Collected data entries
○ ○ ○
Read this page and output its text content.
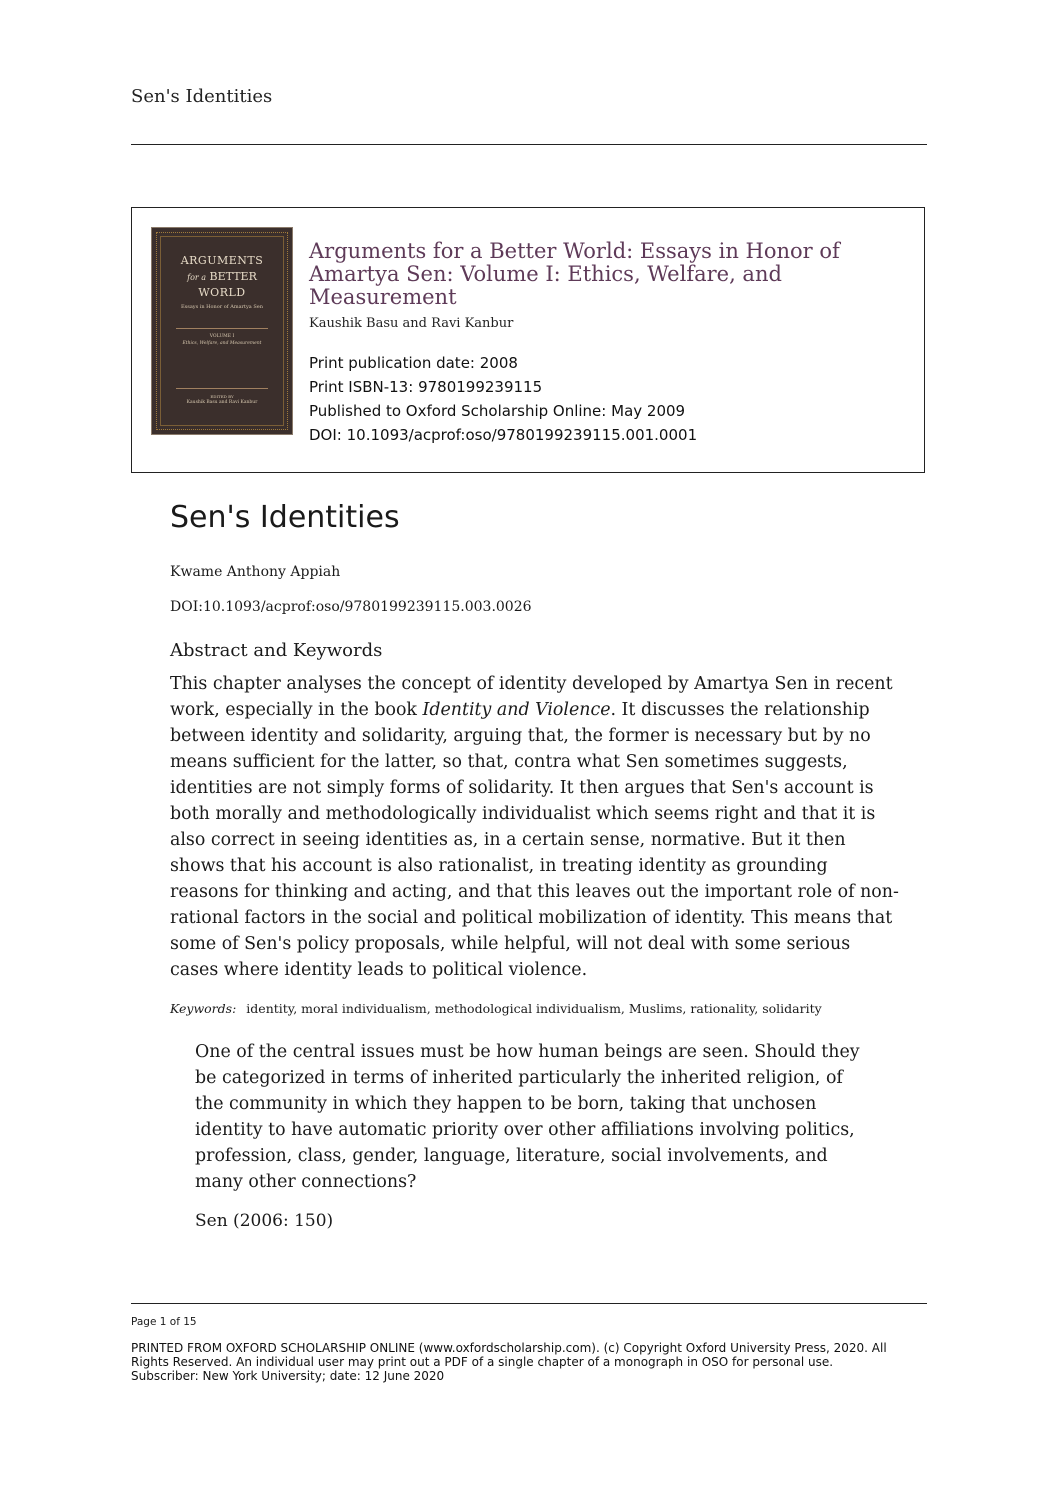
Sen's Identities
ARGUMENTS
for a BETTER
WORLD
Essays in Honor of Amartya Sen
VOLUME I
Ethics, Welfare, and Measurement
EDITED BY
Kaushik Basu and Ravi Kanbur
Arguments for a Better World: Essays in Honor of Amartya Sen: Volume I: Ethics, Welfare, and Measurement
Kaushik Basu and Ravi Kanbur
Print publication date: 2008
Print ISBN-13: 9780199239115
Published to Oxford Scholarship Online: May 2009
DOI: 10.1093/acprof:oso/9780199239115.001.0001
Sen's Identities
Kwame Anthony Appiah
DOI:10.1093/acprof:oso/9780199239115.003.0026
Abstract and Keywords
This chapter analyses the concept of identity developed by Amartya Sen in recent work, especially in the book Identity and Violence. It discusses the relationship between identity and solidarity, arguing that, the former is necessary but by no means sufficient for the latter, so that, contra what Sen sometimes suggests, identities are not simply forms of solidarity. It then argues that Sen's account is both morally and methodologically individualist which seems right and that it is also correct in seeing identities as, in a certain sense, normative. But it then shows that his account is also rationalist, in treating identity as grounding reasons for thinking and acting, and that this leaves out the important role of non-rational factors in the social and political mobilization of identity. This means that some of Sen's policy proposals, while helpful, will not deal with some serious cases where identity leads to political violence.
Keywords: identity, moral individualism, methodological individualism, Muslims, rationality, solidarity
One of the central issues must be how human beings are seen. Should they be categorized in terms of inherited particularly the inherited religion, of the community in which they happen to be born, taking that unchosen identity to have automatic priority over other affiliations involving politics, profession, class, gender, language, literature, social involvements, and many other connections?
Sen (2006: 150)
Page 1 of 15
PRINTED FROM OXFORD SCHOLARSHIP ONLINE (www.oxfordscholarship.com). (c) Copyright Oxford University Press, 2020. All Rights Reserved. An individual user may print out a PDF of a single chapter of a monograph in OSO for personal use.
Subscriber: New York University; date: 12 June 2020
○ ○ ○
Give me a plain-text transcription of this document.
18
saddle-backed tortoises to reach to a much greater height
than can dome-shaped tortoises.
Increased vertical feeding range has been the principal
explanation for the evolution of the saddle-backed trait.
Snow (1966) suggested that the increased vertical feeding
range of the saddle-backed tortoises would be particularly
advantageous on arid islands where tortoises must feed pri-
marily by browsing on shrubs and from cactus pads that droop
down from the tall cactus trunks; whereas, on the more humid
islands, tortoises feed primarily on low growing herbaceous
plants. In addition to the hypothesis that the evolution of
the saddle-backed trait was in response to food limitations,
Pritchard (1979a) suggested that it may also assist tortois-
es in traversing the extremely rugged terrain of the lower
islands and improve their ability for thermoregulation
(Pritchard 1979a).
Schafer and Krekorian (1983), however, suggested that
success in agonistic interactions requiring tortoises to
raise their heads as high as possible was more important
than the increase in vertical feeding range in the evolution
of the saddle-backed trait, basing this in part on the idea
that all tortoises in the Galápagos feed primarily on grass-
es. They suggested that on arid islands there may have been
○ ○ ○
What is the number of lines in these records that contain "islands"? Reply with the number only.

> Exercise response
4